Scan the material and copy every line in which "Pomówmy" appears.
## begin Data entries
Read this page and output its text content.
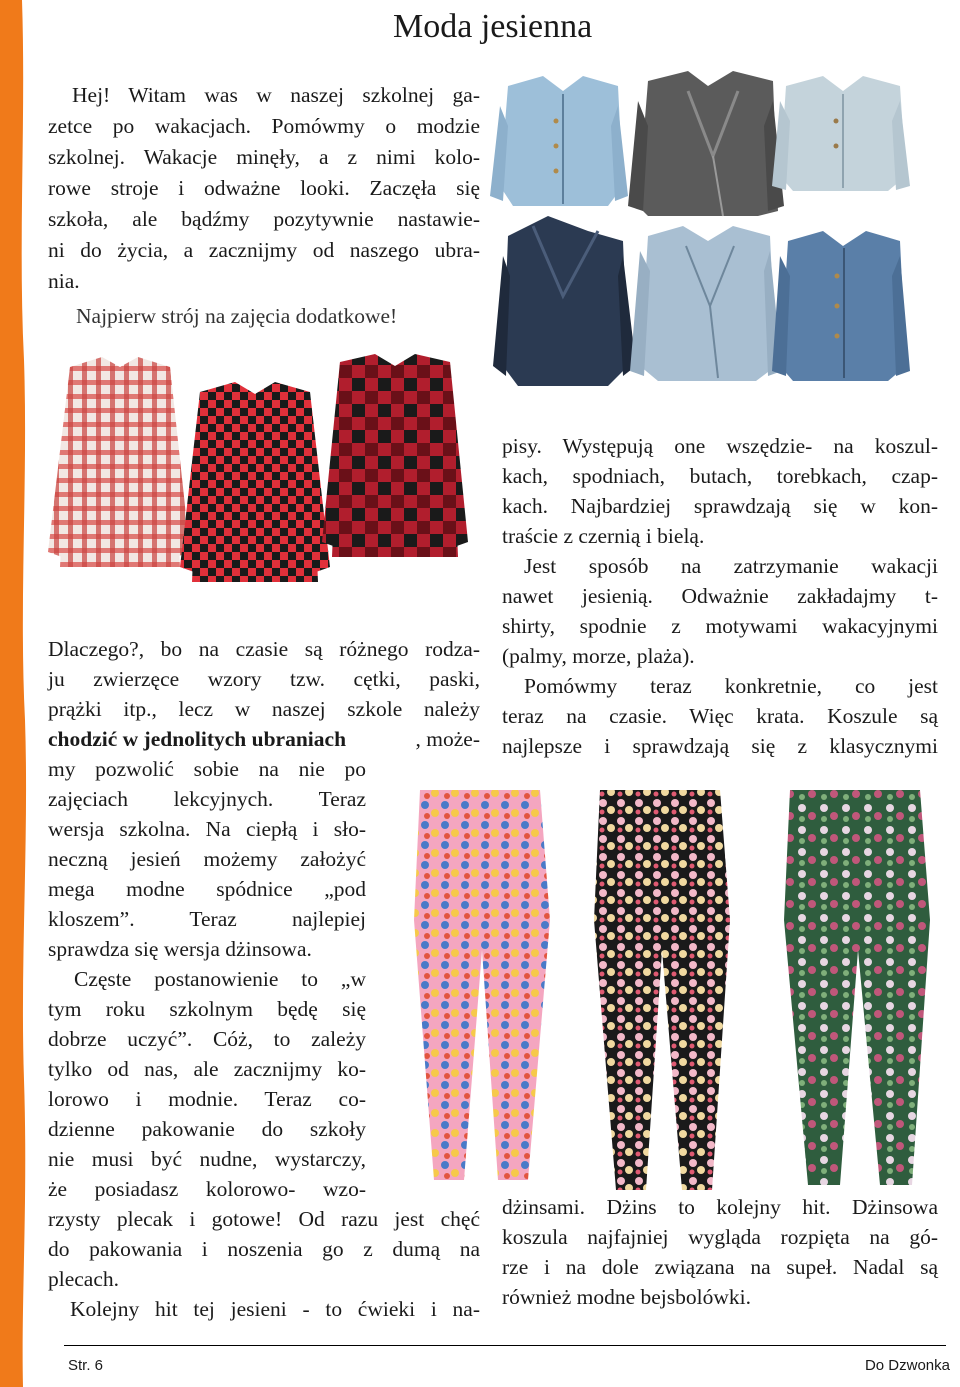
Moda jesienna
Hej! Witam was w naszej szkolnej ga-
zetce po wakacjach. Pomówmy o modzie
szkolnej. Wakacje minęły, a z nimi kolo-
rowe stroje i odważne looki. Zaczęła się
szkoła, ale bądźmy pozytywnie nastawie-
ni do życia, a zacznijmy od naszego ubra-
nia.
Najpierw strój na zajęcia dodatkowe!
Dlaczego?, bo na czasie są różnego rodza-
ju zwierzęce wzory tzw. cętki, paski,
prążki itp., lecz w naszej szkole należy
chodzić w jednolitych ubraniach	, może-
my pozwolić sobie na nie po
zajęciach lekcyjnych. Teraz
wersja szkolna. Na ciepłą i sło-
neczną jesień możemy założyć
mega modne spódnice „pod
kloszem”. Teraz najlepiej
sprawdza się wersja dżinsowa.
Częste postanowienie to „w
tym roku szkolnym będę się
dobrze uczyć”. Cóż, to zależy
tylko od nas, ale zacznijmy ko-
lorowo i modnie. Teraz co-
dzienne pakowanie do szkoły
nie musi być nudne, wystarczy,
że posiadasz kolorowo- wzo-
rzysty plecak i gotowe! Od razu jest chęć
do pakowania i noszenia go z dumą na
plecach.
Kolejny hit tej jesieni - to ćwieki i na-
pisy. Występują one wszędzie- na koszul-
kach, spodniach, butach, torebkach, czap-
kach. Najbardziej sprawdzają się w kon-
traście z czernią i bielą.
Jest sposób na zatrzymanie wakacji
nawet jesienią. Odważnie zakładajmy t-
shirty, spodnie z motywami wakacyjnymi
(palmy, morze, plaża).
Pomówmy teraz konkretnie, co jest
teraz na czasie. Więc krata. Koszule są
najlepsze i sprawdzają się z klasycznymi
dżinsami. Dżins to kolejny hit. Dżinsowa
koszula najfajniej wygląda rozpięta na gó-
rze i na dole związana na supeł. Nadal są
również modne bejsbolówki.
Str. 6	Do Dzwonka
## end Data entries
## begin Data entries
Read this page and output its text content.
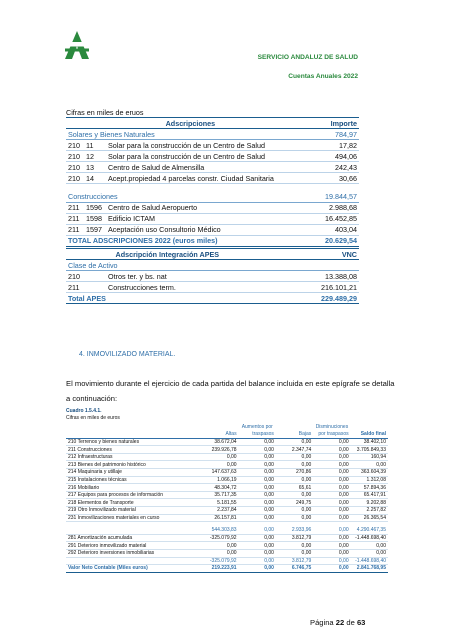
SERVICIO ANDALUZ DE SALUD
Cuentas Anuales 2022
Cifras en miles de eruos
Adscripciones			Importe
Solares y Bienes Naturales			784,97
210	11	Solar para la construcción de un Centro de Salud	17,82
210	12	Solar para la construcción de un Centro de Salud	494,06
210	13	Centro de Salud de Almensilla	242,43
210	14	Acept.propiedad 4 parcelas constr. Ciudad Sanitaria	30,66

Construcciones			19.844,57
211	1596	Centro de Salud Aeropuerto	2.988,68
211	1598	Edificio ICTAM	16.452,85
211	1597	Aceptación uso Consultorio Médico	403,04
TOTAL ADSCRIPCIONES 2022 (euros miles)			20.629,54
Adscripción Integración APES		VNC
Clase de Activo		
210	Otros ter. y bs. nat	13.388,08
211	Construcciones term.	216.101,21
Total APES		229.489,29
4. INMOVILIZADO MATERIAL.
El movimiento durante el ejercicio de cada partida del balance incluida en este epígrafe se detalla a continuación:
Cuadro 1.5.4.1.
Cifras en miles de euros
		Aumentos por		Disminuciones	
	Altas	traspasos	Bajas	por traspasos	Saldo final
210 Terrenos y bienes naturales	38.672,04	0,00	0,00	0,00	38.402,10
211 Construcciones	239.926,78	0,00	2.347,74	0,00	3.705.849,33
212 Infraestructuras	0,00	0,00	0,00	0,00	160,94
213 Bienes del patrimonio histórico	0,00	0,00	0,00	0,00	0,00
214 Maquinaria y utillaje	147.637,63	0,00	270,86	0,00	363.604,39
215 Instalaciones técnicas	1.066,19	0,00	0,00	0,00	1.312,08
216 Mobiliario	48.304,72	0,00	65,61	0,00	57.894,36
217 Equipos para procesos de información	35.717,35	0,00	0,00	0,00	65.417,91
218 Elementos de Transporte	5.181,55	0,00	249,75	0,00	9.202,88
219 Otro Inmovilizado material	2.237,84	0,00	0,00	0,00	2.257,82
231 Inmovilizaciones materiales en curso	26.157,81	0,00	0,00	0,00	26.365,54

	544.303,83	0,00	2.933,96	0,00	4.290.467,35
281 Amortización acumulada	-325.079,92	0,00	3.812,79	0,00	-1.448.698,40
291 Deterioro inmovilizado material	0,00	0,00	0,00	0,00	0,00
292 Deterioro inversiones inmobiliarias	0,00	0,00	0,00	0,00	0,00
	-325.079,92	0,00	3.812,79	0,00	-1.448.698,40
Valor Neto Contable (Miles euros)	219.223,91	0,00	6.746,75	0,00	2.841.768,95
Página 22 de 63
## end Data entries
## begin Data entries
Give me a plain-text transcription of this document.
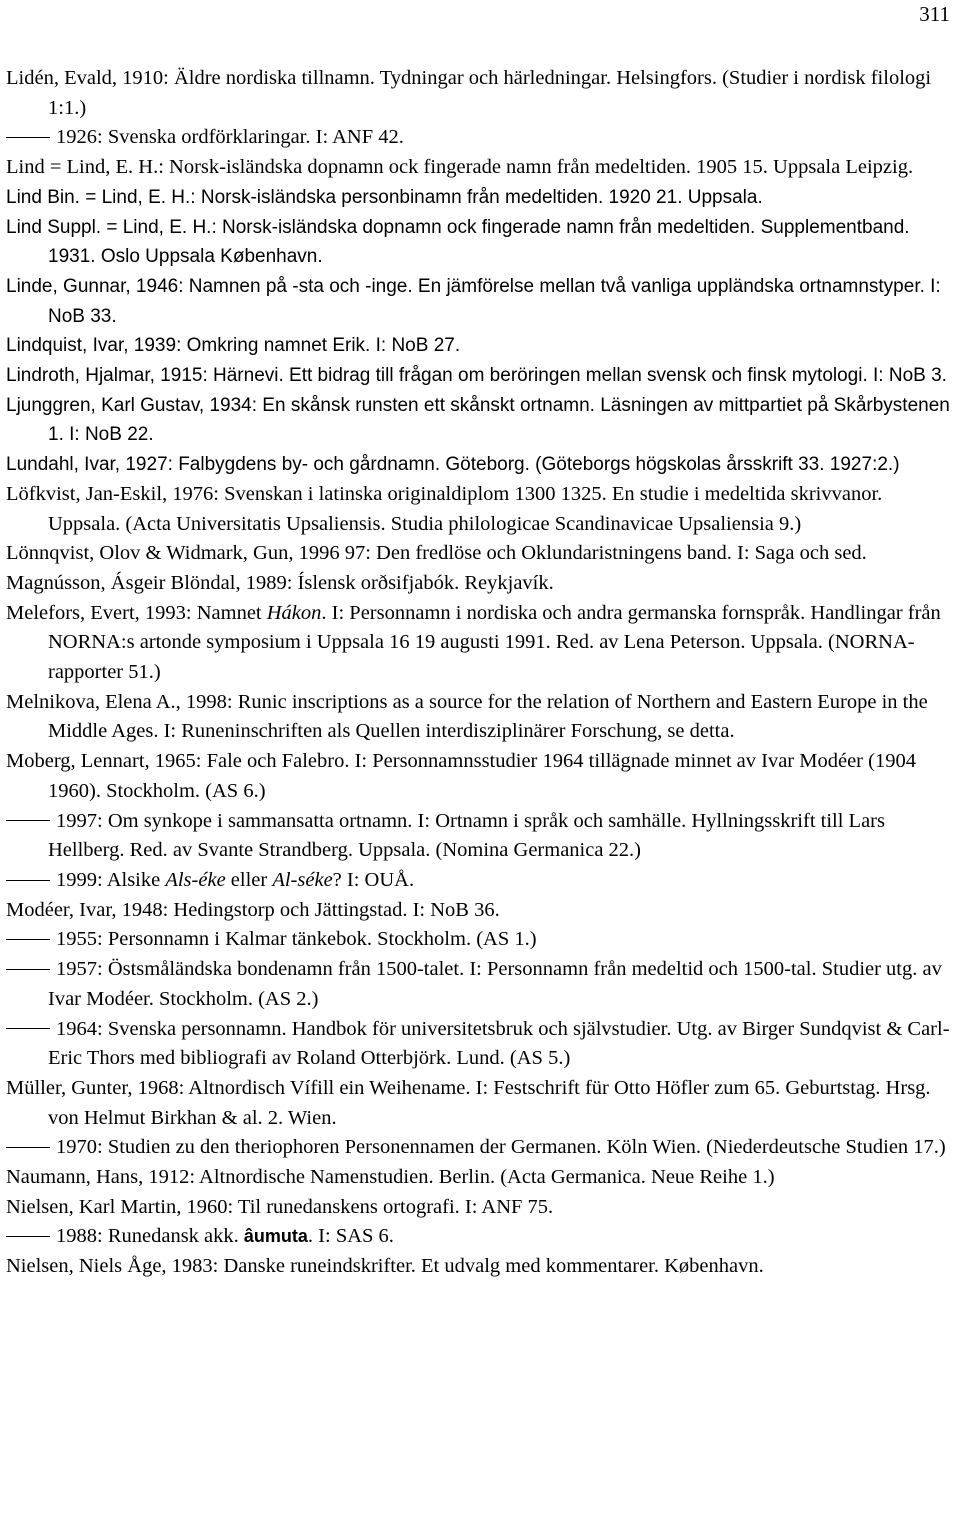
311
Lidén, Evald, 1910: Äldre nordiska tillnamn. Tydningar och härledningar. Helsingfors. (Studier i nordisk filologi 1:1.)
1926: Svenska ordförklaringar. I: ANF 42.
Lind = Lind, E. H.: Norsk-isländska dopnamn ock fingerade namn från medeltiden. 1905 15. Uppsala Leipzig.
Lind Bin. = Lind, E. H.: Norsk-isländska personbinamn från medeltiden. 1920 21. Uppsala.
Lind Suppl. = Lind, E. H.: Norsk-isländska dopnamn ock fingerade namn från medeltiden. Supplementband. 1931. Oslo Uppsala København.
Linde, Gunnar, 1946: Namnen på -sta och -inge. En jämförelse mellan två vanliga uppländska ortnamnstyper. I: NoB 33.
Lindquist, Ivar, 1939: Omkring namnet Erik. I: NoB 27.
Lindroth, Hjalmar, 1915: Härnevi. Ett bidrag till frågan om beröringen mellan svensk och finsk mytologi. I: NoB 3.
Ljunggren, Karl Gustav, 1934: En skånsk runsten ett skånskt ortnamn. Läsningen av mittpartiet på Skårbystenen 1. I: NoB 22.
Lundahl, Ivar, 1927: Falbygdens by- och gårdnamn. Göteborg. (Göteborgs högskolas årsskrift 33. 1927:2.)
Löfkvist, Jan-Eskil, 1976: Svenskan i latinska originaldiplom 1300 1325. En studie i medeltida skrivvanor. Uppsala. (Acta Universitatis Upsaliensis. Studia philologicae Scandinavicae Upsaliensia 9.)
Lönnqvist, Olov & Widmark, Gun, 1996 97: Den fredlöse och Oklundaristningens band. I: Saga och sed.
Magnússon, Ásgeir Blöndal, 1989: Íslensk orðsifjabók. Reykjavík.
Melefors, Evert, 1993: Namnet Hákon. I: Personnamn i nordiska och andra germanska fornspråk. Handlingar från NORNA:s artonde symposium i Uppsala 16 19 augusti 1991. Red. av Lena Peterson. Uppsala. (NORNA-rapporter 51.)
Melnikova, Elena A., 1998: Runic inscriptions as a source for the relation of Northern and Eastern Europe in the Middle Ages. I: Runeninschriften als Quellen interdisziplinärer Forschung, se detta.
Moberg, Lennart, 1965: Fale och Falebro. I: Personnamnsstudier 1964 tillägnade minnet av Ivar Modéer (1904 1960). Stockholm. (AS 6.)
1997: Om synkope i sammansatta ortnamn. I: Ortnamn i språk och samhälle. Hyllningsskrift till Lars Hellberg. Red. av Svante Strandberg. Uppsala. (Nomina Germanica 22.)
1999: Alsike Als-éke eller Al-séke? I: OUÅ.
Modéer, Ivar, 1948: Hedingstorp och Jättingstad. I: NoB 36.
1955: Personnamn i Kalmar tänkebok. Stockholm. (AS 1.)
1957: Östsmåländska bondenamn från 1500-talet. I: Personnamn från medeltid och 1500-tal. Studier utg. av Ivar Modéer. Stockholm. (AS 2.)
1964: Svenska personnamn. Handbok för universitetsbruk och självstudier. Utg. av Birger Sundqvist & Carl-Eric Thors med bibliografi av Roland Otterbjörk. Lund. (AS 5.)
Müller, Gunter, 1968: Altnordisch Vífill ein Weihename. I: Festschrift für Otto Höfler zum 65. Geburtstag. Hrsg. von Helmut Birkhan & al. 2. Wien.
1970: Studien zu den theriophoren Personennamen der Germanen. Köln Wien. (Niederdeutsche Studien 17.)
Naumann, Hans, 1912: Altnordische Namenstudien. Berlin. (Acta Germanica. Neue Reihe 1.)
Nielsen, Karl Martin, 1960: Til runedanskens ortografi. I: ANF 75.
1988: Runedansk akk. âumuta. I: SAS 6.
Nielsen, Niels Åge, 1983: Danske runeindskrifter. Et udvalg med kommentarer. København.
## end Data entries
Result for this task:
zetce po wakacjach. Pomówmy o modzie
Pomówmy teraz konkretnie, co jest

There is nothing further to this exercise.